Records from a data collection:

- - - - -

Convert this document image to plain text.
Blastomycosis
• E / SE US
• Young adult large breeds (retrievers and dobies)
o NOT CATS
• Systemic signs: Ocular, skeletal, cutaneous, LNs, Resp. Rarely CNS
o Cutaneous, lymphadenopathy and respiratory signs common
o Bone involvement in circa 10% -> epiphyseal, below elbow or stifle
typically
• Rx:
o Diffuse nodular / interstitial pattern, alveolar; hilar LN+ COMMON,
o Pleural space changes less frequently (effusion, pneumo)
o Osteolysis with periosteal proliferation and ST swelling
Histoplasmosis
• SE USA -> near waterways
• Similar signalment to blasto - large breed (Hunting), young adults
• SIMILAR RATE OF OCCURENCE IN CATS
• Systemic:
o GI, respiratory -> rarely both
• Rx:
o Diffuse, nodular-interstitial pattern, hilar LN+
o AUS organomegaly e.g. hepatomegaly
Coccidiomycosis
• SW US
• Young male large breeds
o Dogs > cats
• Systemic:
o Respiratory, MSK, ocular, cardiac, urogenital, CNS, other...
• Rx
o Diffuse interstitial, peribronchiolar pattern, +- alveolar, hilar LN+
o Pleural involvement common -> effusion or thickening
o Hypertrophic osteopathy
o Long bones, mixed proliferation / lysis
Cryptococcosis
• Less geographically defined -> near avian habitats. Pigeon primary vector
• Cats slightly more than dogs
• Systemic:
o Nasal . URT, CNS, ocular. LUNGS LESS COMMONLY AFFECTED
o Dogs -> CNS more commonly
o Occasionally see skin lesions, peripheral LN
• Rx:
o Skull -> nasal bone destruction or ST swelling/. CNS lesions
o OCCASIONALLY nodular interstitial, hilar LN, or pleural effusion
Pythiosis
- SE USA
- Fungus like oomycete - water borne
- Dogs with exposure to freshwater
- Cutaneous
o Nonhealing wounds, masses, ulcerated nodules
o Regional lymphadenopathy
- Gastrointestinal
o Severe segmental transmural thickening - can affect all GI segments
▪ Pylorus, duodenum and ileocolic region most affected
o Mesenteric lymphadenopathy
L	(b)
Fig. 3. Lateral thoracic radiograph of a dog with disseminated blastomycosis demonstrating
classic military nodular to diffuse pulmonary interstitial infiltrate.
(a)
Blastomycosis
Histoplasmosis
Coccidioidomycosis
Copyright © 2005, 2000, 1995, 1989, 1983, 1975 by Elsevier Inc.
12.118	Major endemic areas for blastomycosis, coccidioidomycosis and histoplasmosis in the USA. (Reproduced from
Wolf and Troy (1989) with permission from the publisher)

- - - - -

## WORK TO BE COMPLETED
Gather all lines where the word "with" appears.

## PROBLEM SOLUTION
o Osteolysis with periosteal proliferation and ST swelling
- Dogs with exposure to freshwater
Fig. 3. Lateral thoracic radiograph of a dog with disseminated blastomycosis demonstrating
Wolf and Troy (1989) with permission from the publisher)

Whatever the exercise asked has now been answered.